● Task instructions
(a) In the passage on the 1925 charity play, echo the text between "Posts Tagged Duncan" and "brother-in-law, Lytton Strachey.", inclusive.
(b) Using the passage on the 1925 charity play, decide whether each statement agrees with it: (i) Ray Strachey became parliamentary secretary to the NUWSS in 1916; (ii) Gerald Brennan played ‘The Executioner’; (iii) the music was William Walton's first commission for the stage. Answer yes or no for each and quote the deciding words.

● Selection
^^^^^^^^^^^^^^^^
Posts Tagged Duncan Grant
For my first two posts on the links between ‘Bloomsbury’ and women’s suffrage see here and here. In ‘Bloomsbury Links’ (Part 3) I mentioned that in 1916 Ray Strachey took over the post of parliamentary secretary to the National Union of Women’s Suffrage Societies and moved to Westminster to be close to the NUWSS office. From 1916 until 1934 she was also chairman of the Women’s Service Bureau, which originated in the war work of the London Society for Women’s Service. In 1925, when the financial position of the latter society (now called the London Society for Women’s Service) was critical, funds were raised by the presentation at the Scala Theatre of two specially-staged charity performances of The Son of Heaven, a play written by Ray’s brother-in-law, Lytton Strachey.
The play – a’tragic melodrama’ -was set in China at the time of the 1900 Boxer Rebellion. It’s director was Alec Penrose, whose (first) wife was the production’s wardrobe mistress, Ralph Partridge played ‘The Executioner’, Geoffrey Webb, later Slade professor of Fine Art at Cambridge, played ‘Wang Fu’ and Gerald Brennan was among the extras. Gertrude Kingston -now elderly and a one-time member of the Actresses’ Franchise League, was the only ‘professional’ member of the cast.
The accompanying music was composed and conducted by William Walton – his first commission for the stage. Of it Constant Lambert (who played the timpany in the production’s orchestra) commented – ‘So great was [Walton’s] obsession with ragtime that he was unable to prevent some unmistakeable touches of Gershwin from entering the score!). The critic from The Stage described the music as ‘ambitious and decidedly heavy’.
^^^^^^^^^^^^^^^^
Region boundary data
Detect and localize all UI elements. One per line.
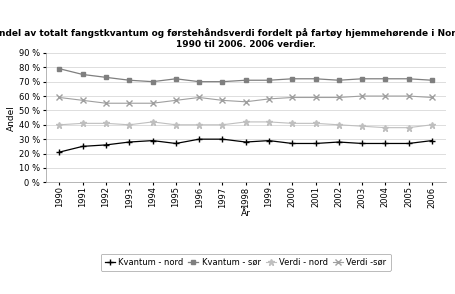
Verdi -sør: [57, 96, 62, 99]
Line: Kvantum - nord: Kvantum - nord: [57, 136, 435, 155]
Verdi - nord: [197, 123, 202, 126]
Kvantum - nord: [359, 142, 365, 145]
Kvantum - nord: [289, 142, 295, 145]
Verdi - nord: [383, 126, 388, 129]
Kvantum - nord: [57, 150, 62, 154]
Verdi -sør: [126, 101, 132, 105]
Verdi -sør: [383, 94, 388, 98]
Verdi - nord: [406, 126, 411, 129]
Verdi - nord: [313, 122, 318, 125]
Kvantum - nord: [406, 142, 411, 145]
Verdi - nord: [126, 123, 132, 126]
Verdi - nord: [243, 120, 248, 124]
Kvantum - sør: [383, 77, 388, 81]
Verdi -sør: [173, 98, 179, 102]
Kvantum - nord: [266, 139, 272, 142]
Kvantum - sør: [336, 78, 342, 82]
Kvantum - nord: [80, 145, 86, 148]
Verdi -sør: [359, 94, 365, 98]
Verdi - nord: [173, 123, 179, 126]
Kvantum - nord: [126, 140, 132, 144]
Kvantum - sør: [313, 77, 318, 81]
Verdi -sør: [406, 94, 411, 98]
Verdi -sør: [197, 96, 202, 99]
Kvantum - sør: [80, 73, 86, 76]
Kvantum - nord: [313, 142, 318, 145]
Verdi - nord: [266, 120, 272, 124]
Kvantum - sør: [243, 78, 248, 82]
Kvantum - sør: [406, 77, 411, 81]
X-axis label: År: År: [241, 209, 251, 218]
Kvantum - nord: [429, 139, 435, 142]
Kvantum - nord: [150, 139, 155, 142]
Verdi - nord: [336, 123, 342, 126]
Kvantum - sør: [429, 78, 435, 82]
Kvantum - sør: [359, 77, 365, 81]
Kvantum - sør: [266, 78, 272, 82]
Kvantum - nord: [173, 142, 179, 145]
Kvantum - sør: [126, 78, 132, 82]
Verdi - nord: [150, 120, 155, 124]
Kvantum - sør: [289, 77, 295, 81]
Kvantum - nord: [383, 142, 388, 145]
Line: Verdi - nord: Verdi - nord: [56, 118, 435, 131]
Kvantum - sør: [57, 67, 62, 71]
Kvantum - nord: [220, 137, 225, 141]
Verdi -sør: [336, 96, 342, 99]
Verdi - nord: [359, 124, 365, 128]
Legend: Kvantum - nord, Kvantum - sør, Verdi - nord, Verdi -sør: Kvantum - nord, Kvantum - sør, Verdi - n…: [101, 254, 391, 271]
Verdi - nord: [103, 122, 109, 125]
Verdi -sør: [103, 101, 109, 105]
Kvantum - sør: [197, 80, 202, 83]
Y-axis label: Andel: Andel: [7, 105, 16, 131]
Kvantum - sør: [103, 76, 109, 79]
Verdi - nord: [429, 123, 435, 126]
Verdi - nord: [220, 123, 225, 126]
Kvantum - nord: [197, 137, 202, 141]
Kvantum - sør: [150, 80, 155, 83]
Kvantum - nord: [243, 140, 248, 144]
Line: Verdi -sør: Verdi -sør: [57, 93, 435, 106]
Verdi -sør: [80, 98, 86, 102]
Verdi -sør: [266, 97, 272, 101]
Kvantum - sør: [173, 77, 179, 81]
Kvantum - nord: [336, 140, 342, 144]
Kvantum - nord: [103, 143, 109, 147]
Verdi - nord: [80, 122, 86, 125]
Kvantum - sør: [220, 80, 225, 83]
Verdi -sør: [150, 101, 155, 105]
Line: Kvantum - sør: Kvantum - sør: [57, 66, 435, 84]
Verdi - nord: [289, 122, 295, 125]
Verdi -sør: [220, 98, 225, 102]
Title: Andel av totalt fangstkvantum og førstehåndsverdi fordelt på fartøy hjemmehørend: Andel av totalt fangstkvantum og førsteh…: [0, 28, 455, 49]
Verdi -sør: [429, 96, 435, 99]
Verdi -sør: [243, 100, 248, 103]
Verdi -sør: [313, 96, 318, 99]
Verdi -sør: [289, 96, 295, 99]
Verdi - nord: [57, 123, 62, 126]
^^^^^^^^^^^^^^^^
● Expected results
(a)
Posts Tagged Duncan Grant
For my first two posts on the links between ‘Bloomsbury’ and women’s suffrage see here and here. In ‘Bloomsbury Links’ (Part 3) I mentioned that in 1916 Ray Strachey took over the post of parliamentary secretary to the National Union of Women’s Suffrage Societies and moved to Westminster to be close to the NUWSS office. From 1916 until 1934 she was also chairman of the Women’s Service Bureau, which originated in the war work of the London Society for Women’s Service. In 1925, when the financial position of the latter society (now called the London Society for Women’s Service) was critical, funds were raised by the presentation at the Scala Theatre of two specially-staged charity performances of The Son of Heaven, a play written by Ray’s brother-in-law, Lytton Strachey.

(b)
(i) Yes: "in 1916 Ray Strachey took over the post of parliamentary secretary to the National Union of Women’s Suffrage Societies"
(ii) No: "Ralph Partridge played ‘The Executioner’" and "Gerald Brennan was among the extras"
(iii) Yes: "The accompanying music was composed and conducted by William Walton – his first commission for the stage"